■ TASK DIRECTIONS:
Where a line in the listing below contains the word "изделия", copy that line.

(begin)

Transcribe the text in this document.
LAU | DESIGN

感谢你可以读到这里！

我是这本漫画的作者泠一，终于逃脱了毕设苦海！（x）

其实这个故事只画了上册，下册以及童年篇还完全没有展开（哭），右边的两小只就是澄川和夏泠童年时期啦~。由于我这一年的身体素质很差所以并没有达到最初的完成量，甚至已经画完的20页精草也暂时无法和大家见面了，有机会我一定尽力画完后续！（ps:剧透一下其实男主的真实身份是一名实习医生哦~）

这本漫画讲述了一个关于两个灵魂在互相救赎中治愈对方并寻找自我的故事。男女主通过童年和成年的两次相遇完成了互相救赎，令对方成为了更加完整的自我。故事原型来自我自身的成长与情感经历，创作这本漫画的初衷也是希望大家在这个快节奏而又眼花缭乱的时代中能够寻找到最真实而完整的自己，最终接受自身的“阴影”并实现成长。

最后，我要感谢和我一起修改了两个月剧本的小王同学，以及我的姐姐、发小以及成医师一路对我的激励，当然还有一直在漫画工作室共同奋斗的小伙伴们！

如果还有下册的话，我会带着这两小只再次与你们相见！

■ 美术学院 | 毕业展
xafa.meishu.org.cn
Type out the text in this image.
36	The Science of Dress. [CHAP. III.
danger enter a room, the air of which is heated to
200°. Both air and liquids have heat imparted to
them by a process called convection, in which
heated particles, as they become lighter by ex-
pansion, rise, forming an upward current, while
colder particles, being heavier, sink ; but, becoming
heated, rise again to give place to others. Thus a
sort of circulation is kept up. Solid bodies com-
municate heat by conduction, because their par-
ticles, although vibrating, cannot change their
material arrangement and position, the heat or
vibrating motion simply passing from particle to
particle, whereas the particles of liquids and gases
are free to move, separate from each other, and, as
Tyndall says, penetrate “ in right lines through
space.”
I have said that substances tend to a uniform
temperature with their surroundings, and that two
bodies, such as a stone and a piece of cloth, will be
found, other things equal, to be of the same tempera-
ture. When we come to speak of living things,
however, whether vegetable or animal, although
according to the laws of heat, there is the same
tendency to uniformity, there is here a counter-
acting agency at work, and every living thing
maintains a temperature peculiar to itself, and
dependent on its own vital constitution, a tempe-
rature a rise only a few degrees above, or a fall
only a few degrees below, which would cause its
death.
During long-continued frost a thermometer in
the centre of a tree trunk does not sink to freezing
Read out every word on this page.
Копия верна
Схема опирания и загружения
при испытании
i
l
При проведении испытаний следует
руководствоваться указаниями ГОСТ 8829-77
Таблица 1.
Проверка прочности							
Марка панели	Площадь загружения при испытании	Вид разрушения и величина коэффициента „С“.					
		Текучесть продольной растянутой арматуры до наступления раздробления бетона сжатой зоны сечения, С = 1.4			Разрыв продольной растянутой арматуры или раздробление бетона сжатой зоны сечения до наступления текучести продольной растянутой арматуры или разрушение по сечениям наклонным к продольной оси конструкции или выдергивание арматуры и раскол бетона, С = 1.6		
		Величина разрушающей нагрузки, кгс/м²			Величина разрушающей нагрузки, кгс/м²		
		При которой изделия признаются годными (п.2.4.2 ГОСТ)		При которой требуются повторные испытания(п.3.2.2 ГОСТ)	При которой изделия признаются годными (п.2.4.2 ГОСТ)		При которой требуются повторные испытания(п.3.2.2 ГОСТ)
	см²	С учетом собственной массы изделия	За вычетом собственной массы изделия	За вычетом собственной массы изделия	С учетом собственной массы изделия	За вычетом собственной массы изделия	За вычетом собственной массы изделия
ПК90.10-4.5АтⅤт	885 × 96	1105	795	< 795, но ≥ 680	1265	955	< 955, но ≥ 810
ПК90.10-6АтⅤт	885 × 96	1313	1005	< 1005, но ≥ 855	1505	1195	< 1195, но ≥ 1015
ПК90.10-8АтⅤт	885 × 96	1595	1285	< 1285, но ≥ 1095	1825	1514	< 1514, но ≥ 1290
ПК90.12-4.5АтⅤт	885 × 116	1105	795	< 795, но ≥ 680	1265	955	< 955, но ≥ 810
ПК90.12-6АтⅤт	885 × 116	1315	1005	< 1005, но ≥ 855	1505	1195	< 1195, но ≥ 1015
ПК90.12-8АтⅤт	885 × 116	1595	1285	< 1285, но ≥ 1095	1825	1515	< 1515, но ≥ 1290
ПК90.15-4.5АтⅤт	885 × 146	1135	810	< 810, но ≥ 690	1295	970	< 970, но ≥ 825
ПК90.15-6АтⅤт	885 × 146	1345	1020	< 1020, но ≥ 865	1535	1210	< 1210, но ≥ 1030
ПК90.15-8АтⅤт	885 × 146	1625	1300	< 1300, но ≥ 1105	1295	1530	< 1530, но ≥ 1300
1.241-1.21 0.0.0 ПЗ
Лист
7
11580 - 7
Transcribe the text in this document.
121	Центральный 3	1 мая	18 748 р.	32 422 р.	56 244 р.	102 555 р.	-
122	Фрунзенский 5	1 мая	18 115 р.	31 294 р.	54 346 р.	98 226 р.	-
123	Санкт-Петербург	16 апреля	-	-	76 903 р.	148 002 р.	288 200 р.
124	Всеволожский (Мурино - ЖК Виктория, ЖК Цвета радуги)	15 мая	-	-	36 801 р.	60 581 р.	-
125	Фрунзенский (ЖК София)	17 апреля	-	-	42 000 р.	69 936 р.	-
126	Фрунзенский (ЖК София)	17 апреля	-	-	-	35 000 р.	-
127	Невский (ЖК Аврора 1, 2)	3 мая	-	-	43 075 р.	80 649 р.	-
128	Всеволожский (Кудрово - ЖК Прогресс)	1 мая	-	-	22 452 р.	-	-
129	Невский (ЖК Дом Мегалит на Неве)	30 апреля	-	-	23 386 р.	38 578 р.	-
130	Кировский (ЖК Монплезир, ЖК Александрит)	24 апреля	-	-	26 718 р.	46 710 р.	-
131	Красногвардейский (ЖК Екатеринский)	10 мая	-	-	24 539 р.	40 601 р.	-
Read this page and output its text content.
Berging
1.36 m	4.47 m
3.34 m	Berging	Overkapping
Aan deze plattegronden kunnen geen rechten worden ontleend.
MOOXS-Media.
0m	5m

(end)

■ COMPLETE RESPONSE:
		При которой изделия признаются годными (п.2.4.2 ГОСТ)		При которой требуются повторные испытания(п.3.2.2 ГОСТ)	При которой изделия признаются годными (п.2.4.2 ГОСТ)		При которой требуются повторные испытания(п.3.2.2 ГОСТ)
	см²	С учетом собственной массы изделия	За вычетом собственной массы изделия	За вычетом собственной массы изделия	С учетом собственной массы изделия	За вычетом собственной массы изделия	За вычетом собственной массы изделия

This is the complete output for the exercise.